■ Short exercise ■
Each of the entries should be retyped precisely as it appears.

■ Supplied data ■
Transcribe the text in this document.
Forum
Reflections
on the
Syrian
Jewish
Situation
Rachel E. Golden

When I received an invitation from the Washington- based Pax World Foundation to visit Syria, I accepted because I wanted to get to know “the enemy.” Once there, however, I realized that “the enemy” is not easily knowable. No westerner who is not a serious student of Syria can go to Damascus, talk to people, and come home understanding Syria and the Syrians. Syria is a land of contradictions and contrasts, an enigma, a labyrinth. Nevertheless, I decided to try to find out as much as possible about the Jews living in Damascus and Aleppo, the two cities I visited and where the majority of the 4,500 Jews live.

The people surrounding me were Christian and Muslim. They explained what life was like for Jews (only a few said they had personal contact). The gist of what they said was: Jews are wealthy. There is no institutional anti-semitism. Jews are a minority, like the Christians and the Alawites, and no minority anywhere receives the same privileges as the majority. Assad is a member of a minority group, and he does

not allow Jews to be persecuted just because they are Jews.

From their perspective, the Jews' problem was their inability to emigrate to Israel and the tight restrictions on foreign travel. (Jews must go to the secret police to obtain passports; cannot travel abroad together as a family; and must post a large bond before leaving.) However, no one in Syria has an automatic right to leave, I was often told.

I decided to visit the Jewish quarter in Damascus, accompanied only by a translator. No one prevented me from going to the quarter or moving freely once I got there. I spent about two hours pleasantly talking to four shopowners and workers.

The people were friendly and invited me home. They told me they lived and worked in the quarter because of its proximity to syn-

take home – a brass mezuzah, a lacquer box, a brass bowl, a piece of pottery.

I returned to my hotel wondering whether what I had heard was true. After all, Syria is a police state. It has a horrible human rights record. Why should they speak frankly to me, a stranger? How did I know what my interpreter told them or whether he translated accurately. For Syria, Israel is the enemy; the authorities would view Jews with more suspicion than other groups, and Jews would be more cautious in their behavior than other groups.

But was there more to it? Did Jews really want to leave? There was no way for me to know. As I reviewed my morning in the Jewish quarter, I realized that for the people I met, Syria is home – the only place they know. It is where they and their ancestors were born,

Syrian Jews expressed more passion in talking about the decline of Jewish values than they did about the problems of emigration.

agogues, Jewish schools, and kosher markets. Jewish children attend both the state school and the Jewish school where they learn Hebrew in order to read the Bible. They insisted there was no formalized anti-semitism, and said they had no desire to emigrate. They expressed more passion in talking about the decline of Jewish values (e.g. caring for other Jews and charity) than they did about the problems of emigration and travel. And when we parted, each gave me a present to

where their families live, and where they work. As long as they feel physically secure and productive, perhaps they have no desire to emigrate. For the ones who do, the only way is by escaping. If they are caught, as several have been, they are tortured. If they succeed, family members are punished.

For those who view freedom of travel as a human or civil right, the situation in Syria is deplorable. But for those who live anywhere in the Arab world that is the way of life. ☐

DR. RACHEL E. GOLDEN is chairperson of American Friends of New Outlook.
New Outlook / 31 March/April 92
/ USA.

■ Exercise response ■
Transcribe the text in this document.
Forum
Reflections
on the
Syrian
Jewish
Situation
Rachel E. Golden

When I received an invitation from the Washington- based Pax World Foundation to visit Syria, I accepted because I wanted to get to know “the enemy.” Once there, however, I realized that “the enemy” is not easily knowable. No westerner who is not a serious student of Syria can go to Damascus, talk to people, and come home understanding Syria and the Syrians. Syria is a land of contradictions and contrasts, an enigma, a labyrinth. Nevertheless, I decided to try to find out as much as possible about the Jews living in Damascus and Aleppo, the two cities I visited and where the majority of the 4,500 Jews live.

The people surrounding me were Christian and Muslim. They explained what life was like for Jews (only a few said they had personal contact). The gist of what they said was: Jews are wealthy. There is no institutional anti-semitism. Jews are a minority, like the Christians and the Alawites, and no minority anywhere receives the same privileges as the majority. Assad is a member of a minority group, and he does

not allow Jews to be persecuted just because they are Jews.

From their perspective, the Jews' problem was their inability to emigrate to Israel and the tight restrictions on foreign travel. (Jews must go to the secret police to obtain passports; cannot travel abroad together as a family; and must post a large bond before leaving.) However, no one in Syria has an automatic right to leave, I was often told.

I decided to visit the Jewish quarter in Damascus, accompanied only by a translator. No one prevented me from going to the quarter or moving freely once I got there. I spent about two hours pleasantly talking to four shopowners and workers.

The people were friendly and invited me home. They told me they lived and worked in the quarter because of its proximity to syn-

take home – a brass mezuzah, a lacquer box, a brass bowl, a piece of pottery.

I returned to my hotel wondering whether what I had heard was true. After all, Syria is a police state. It has a horrible human rights record. Why should they speak frankly to me, a stranger? How did I know what my interpreter told them or whether he translated accurately. For Syria, Israel is the enemy; the authorities would view Jews with more suspicion than other groups, and Jews would be more cautious in their behavior than other groups.

But was there more to it? Did Jews really want to leave? There was no way for me to know. As I reviewed my morning in the Jewish quarter, I realized that for the people I met, Syria is home – the only place they know. It is where they and their ancestors were born,

Syrian Jews expressed more passion in talking about the decline of Jewish values than they did about the problems of emigration.

agogues, Jewish schools, and kosher markets. Jewish children attend both the state school and the Jewish school where they learn Hebrew in order to read the Bible. They insisted there was no formalized anti-semitism, and said they had no desire to emigrate. They expressed more passion in talking about the decline of Jewish values (e.g. caring for other Jews and charity) than they did about the problems of emigration and travel. And when we parted, each gave me a present to

where their families live, and where they work. As long as they feel physically secure and productive, perhaps they have no desire to emigrate. For the ones who do, the only way is by escaping. If they are caught, as several have been, they are tortured. If they succeed, family members are punished.

For those who view freedom of travel as a human or civil right, the situation in Syria is deplorable. But for those who live anywhere in the Arab world that is the way of life. ☐

DR. RACHEL E. GOLDEN is chairperson of American Friends of New Outlook.
New Outlook / 31 March/April 92
/ USA.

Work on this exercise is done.